### Problem description
From the entries below, extract every line that includes the word "source".

### Data for this exercise
—————

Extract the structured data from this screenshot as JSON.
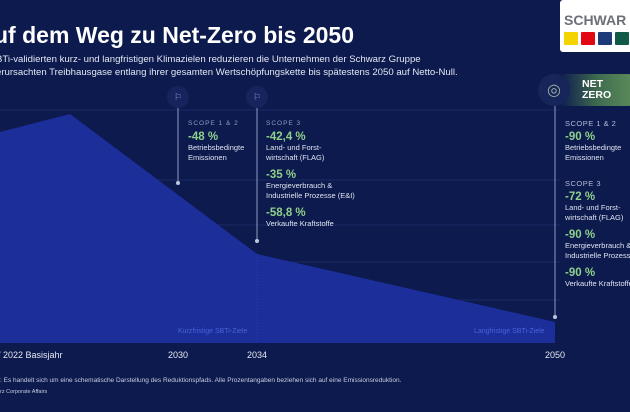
{
  "header": {
    "title": "uf dem Weg zu Net-Zero bis 2050",
    "subtitle_line1": "BTi-validierten kurz- und langfristigen Klimazielen reduzieren die Unternehmen der Schwarz Gruppe",
    "subtitle_line2": "erursachten Treibhausgase entlang ihrer gesamten Wertschöpfungskette bis spätestens 2050 auf Netto-Null."
  },
  "logo": {
    "text": "SCHWAR",
    "brand_colors": [
      "#f4d400",
      "#e30613",
      "#1d3a7a",
      "#0f5b47"
    ]
  },
  "net_zero_badge": {
    "line1": "NET",
    "line2": "ZERO",
    "icon": "globe-leaf-icon"
  },
  "chart_data": {
    "type": "area",
    "x_labels": [
      "/ 2022 Basisjahr",
      "2030",
      "2034",
      "2050"
    ],
    "annotations": {
      "short_term": "Kurzfristige SBTi-Ziele",
      "long_term": "Langfristige SBTi-Ziele"
    },
    "area_color": "#1c2e9a",
    "background": "#0c1a4e",
    "accent": "#8fd08a"
  },
  "milestones": [
    {
      "year": "2030",
      "icon": "flag-icon",
      "groups": [
        {
          "scope": "SCOPE 1 & 2",
          "items": [
            {
              "pct": "-48 %",
              "desc": "Betriebsbedingte Emissionen"
            }
          ]
        }
      ]
    },
    {
      "year": "2034",
      "icon": "flag-icon",
      "groups": [
        {
          "scope": "SCOPE 3",
          "items": [
            {
              "pct": "-42,4 %",
              "desc": "Land- und Forst-wirtschaft (FLAG)"
            },
            {
              "pct": "-35 %",
              "desc": "Energieverbrauch & Industrielle Prozesse (E&I)"
            },
            {
              "pct": "-58,8 %",
              "desc": "Verkaufte Kraftstoffe"
            }
          ]
        }
      ]
    },
    {
      "year": "2050",
      "groups": [
        {
          "scope": "SCOPE 1 & 2",
          "items": [
            {
              "pct": "-90 %",
              "desc": "Betriebsbedingte Emissionen"
            }
          ]
        },
        {
          "scope": "SCOPE 3",
          "items": [
            {
              "pct": "-72 %",
              "desc": "Land- und Forst-wirtschaft (FLAG)"
            },
            {
              "pct": "-90 %",
              "desc": "Energieverbrauch & Industrielle Prozesse"
            },
            {
              "pct": "-90 %",
              "desc": "Verkaufte Kraftstoffe"
            }
          ]
        }
      ]
    }
  ],
  "footer": {
    "note": ": Es handelt sich um eine schematische Darstellung des Reduktionspfads. Alle Prozentangaben beziehen sich auf eine Emissionsreduktion.",
    "source": "rz Corporate Affairs"
  }
}
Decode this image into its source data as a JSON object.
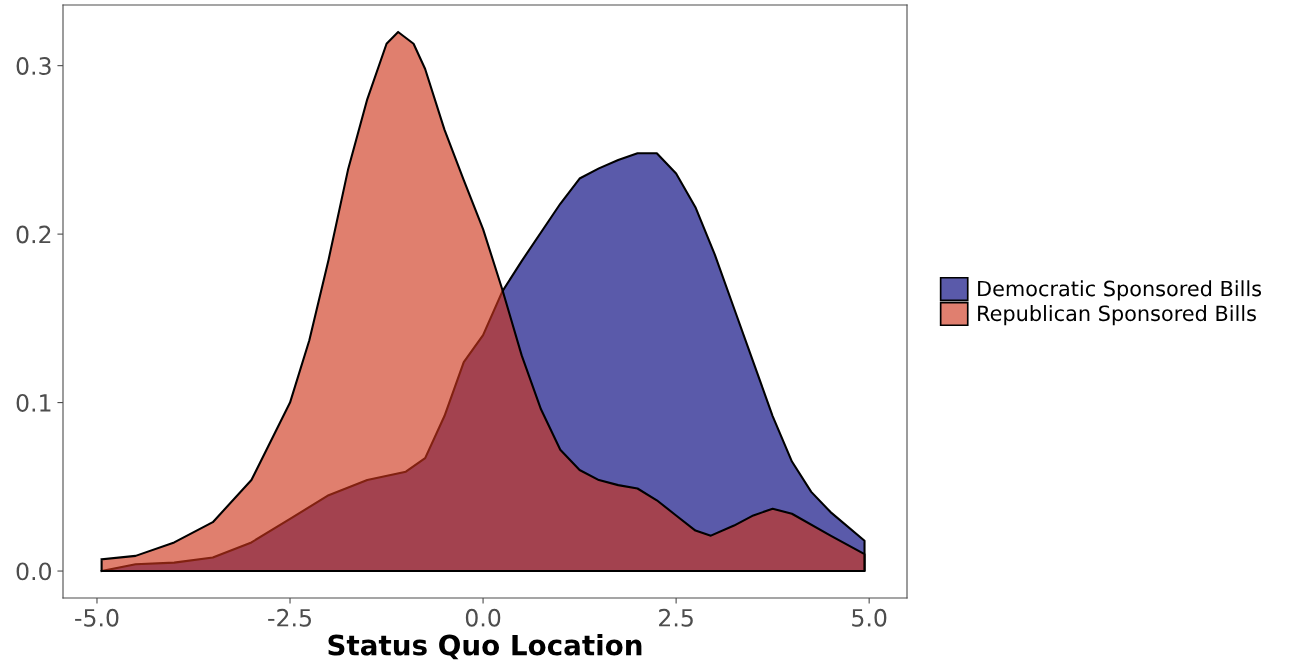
{
  "chart_data": {
    "type": "area",
    "xlabel": "Status Quo Location",
    "xlim": [
      -5.44,
      5.49
    ],
    "ylim": [
      -0.016,
      0.336
    ],
    "xticks": [
      {
        "value": -5,
        "label": "-5.0"
      },
      {
        "value": -2.5,
        "label": "-2.5"
      },
      {
        "value": 0,
        "label": "0.0"
      },
      {
        "value": 2.5,
        "label": "2.5"
      },
      {
        "value": 5,
        "label": "5.0"
      }
    ],
    "yticks": [
      {
        "value": 0,
        "label": "0.0"
      },
      {
        "value": 0.1,
        "label": "0.1"
      },
      {
        "value": 0.2,
        "label": "0.2"
      },
      {
        "value": 0.3,
        "label": "0.3"
      }
    ],
    "grid": false,
    "legend": "right",
    "series": [
      {
        "name": "Democratic Sponsored Bills",
        "color": "#5a5aaa",
        "x": [
          -4.94,
          -4.5,
          -4.0,
          -3.5,
          -3.0,
          -2.5,
          -2.0,
          -1.5,
          -1.0,
          -0.75,
          -0.5,
          -0.25,
          0,
          0.25,
          0.5,
          1.0,
          1.25,
          1.5,
          1.75,
          2.0,
          2.25,
          2.5,
          2.75,
          3.0,
          3.25,
          3.5,
          3.75,
          4.0,
          4.25,
          4.5,
          4.94
        ],
        "values": [
          0.0,
          0.004,
          0.005,
          0.008,
          0.017,
          0.031,
          0.045,
          0.054,
          0.059,
          0.067,
          0.092,
          0.124,
          0.14,
          0.166,
          0.184,
          0.218,
          0.233,
          0.239,
          0.244,
          0.248,
          0.248,
          0.236,
          0.216,
          0.188,
          0.156,
          0.124,
          0.092,
          0.065,
          0.047,
          0.035,
          0.018
        ]
      },
      {
        "name": "Republican Sponsored Bills",
        "color": "#e07f6f",
        "x": [
          -4.94,
          -4.5,
          -4.0,
          -3.5,
          -3.0,
          -2.5,
          -2.25,
          -2.0,
          -1.75,
          -1.5,
          -1.25,
          -1.1,
          -0.9,
          -0.75,
          -0.5,
          -0.25,
          0,
          0.25,
          0.5,
          0.75,
          1.0,
          1.25,
          1.5,
          1.75,
          2.0,
          2.25,
          2.5,
          2.75,
          2.95,
          3.25,
          3.5,
          3.75,
          4.0,
          4.5,
          4.94
        ],
        "values": [
          0.007,
          0.009,
          0.017,
          0.029,
          0.054,
          0.1,
          0.137,
          0.185,
          0.238,
          0.28,
          0.313,
          0.32,
          0.313,
          0.298,
          0.262,
          0.232,
          0.203,
          0.167,
          0.128,
          0.096,
          0.072,
          0.06,
          0.054,
          0.051,
          0.049,
          0.042,
          0.033,
          0.024,
          0.021,
          0.027,
          0.033,
          0.037,
          0.034,
          0.021,
          0.01
        ]
      }
    ]
  }
}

—————

### Completed task
    "source": "rz Corporate Affairs"
Decode this image into its source data as a JSON object.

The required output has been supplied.